Quote the listing in full, exactly as given, minus any pictures.
[EXCERPTED RECORDS start]
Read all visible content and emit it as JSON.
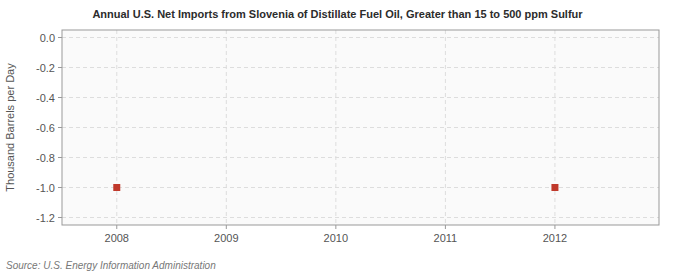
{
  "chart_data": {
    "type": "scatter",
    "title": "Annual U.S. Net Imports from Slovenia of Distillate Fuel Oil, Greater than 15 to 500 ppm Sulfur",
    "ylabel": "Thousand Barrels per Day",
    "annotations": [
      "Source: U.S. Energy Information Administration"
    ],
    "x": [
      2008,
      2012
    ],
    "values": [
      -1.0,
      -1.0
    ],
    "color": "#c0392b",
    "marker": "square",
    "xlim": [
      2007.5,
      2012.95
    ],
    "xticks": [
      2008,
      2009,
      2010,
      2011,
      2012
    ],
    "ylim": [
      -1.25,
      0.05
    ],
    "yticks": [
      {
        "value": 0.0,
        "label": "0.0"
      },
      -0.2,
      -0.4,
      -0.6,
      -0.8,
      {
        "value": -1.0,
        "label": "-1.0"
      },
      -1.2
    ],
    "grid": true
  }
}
[EXCERPTED RECORDS end]
→ FINAL ANSWER:
Read all visible content and emit it as JSON.
{
  "chart_data": {
    "type": "scatter",
    "title": "Annual U.S. Net Imports from Slovenia of Distillate Fuel Oil, Greater than 15 to 500 ppm Sulfur",
    "ylabel": "Thousand Barrels per Day",
    "annotations": [
      "Source: U.S. Energy Information Administration"
    ],
    "x": [
      2008,
      2012
    ],
    "values": [
      -1.0,
      -1.0
    ],
    "color": "#c0392b",
    "marker": "square",
    "xlim": [
      2007.5,
      2012.95
    ],
    "xticks": [
      2008,
      2009,
      2010,
      2011,
      2012
    ],
    "ylim": [
      -1.25,
      0.05
    ],
    "yticks": [
      {
        "value": 0.0,
        "label": "0.0"
      },
      -0.2,
      -0.4,
      -0.6,
      -0.8,
      {
        "value": -1.0,
        "label": "-1.0"
      },
      -1.2
    ],
    "grid": true
  }
}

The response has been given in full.